= STATED EXERCISE =
Copy out every line of the listing below verbatim, omitting the picture.

= Part of a data file =
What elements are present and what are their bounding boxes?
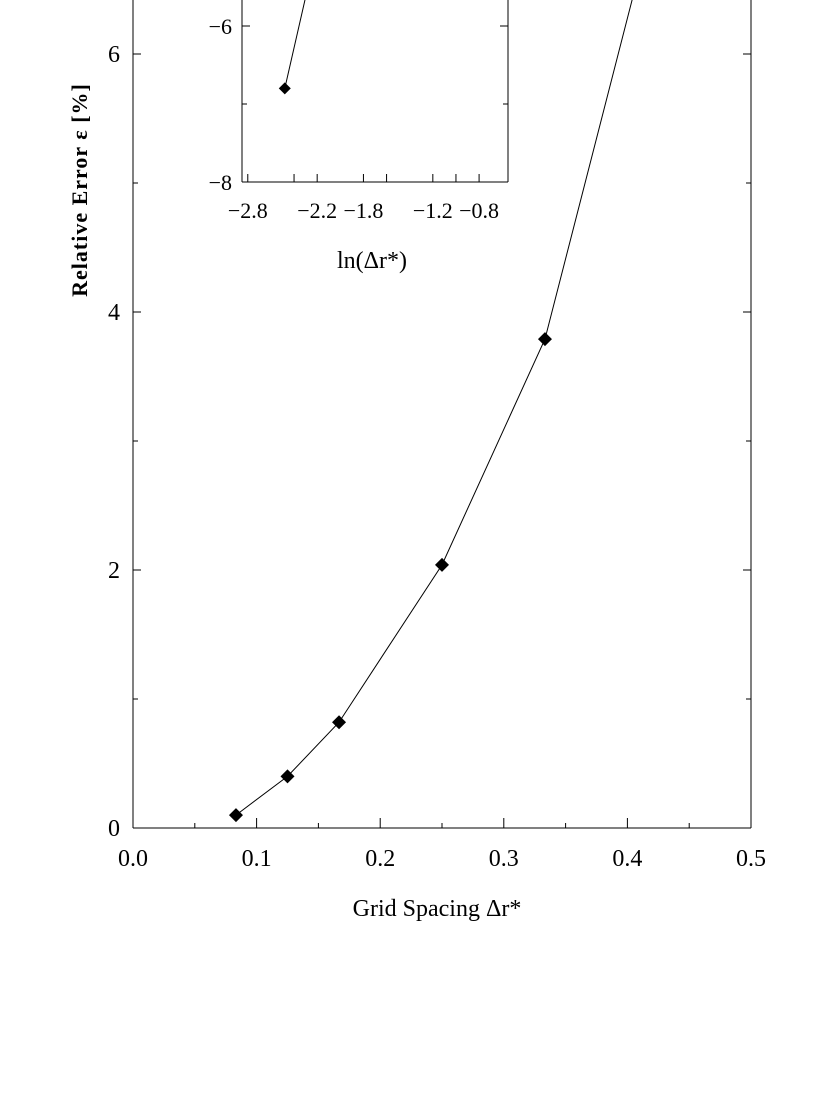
x-tick-label: 0.3: [489, 846, 519, 872]
inset-x-axis-label: ln(Δr*): [337, 248, 407, 274]
inset-x-tick-label: −2.2: [297, 198, 337, 223]
data-point: [280, 769, 295, 784]
x-tick-label: 0.5: [736, 846, 766, 872]
inset-y-tick-label: −8: [209, 170, 232, 195]
inset-x-tick-label: −0.8: [459, 198, 499, 223]
x-tick-label: 0.2: [365, 846, 395, 872]
x-tick-label: 0.1: [242, 846, 272, 872]
y-tick-label: 4: [108, 300, 120, 326]
data-point: [228, 808, 243, 823]
y-tick-label: 0: [108, 816, 120, 842]
inset-x-tick-label: −1.2: [413, 198, 453, 223]
x-tick-label: 0.4: [612, 846, 642, 872]
data-point: [537, 332, 552, 347]
data-point: [435, 557, 449, 572]
inset-x-tick-label: −1.8: [343, 198, 383, 223]
y-tick-label: 2: [108, 558, 120, 584]
inset-data-point: [278, 82, 291, 95]
inset-y-tick-label: −6: [209, 14, 232, 39]
data-point: [332, 715, 347, 730]
series-line: [235, 0, 633, 816]
inset-plot: −2.8 −2.2 −1.8 −1.2 −0.8 −8 −6 ln(Δr*): [209, 0, 509, 274]
y-axis-label: Relative Error ε [%]: [67, 83, 92, 297]
x-tick-label: 0.0: [118, 846, 148, 872]
y-tick-label: 6: [108, 42, 120, 68]
main-plot: 0.0 0.1 0.2 0.3 0.4 0.5 0 2 4 6 Grid Spacing Δr* Re…: [67, 0, 766, 922]
x-axis-label: Grid Spacing Δr*: [353, 896, 522, 922]
inset-series-line: [284, 0, 306, 89]
inset-x-tick-label: −2.8: [228, 198, 268, 223]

= REPLY TO THE EXERCISE =
What elements are present and what are their bounding boxes?
x-tick-label: 0.3: [489, 846, 519, 872]
inset-x-axis-label: ln(Δr*): [337, 248, 407, 274]
inset-x-tick-label: −2.2: [297, 198, 337, 223]
data-point: [280, 769, 295, 784]
x-tick-label: 0.5: [736, 846, 766, 872]
inset-y-tick-label: −8: [209, 170, 232, 195]
inset-x-tick-label: −0.8: [459, 198, 499, 223]
x-tick-label: 0.2: [365, 846, 395, 872]
x-tick-label: 0.1: [242, 846, 272, 872]
y-tick-label: 4: [108, 300, 120, 326]
data-point: [228, 808, 243, 823]
y-tick-label: 0: [108, 816, 120, 842]
inset-x-tick-label: −1.2: [413, 198, 453, 223]
x-tick-label: 0.4: [612, 846, 642, 872]
data-point: [537, 332, 552, 347]
data-point: [435, 557, 449, 572]
inset-x-tick-label: −1.8: [343, 198, 383, 223]
y-tick-label: 2: [108, 558, 120, 584]
inset-data-point: [278, 82, 291, 95]
inset-y-tick-label: −6: [209, 14, 232, 39]
data-point: [332, 715, 347, 730]
series-line: [235, 0, 633, 816]
inset-plot: −2.8 −2.2 −1.8 −1.2 −0.8 −8 −6 ln(Δr*): [209, 0, 509, 274]
y-axis-label: Relative Error ε [%]: [67, 83, 92, 297]
x-tick-label: 0.0: [118, 846, 148, 872]
y-tick-label: 6: [108, 42, 120, 68]
main-plot: 0.0 0.1 0.2 0.3 0.4 0.5 0 2 4 6 Grid Spacing Δr* Re…: [67, 0, 766, 922]
x-axis-label: Grid Spacing Δr*: [353, 896, 522, 922]
inset-series-line: [284, 0, 306, 89]
inset-x-tick-label: −2.8: [228, 198, 268, 223]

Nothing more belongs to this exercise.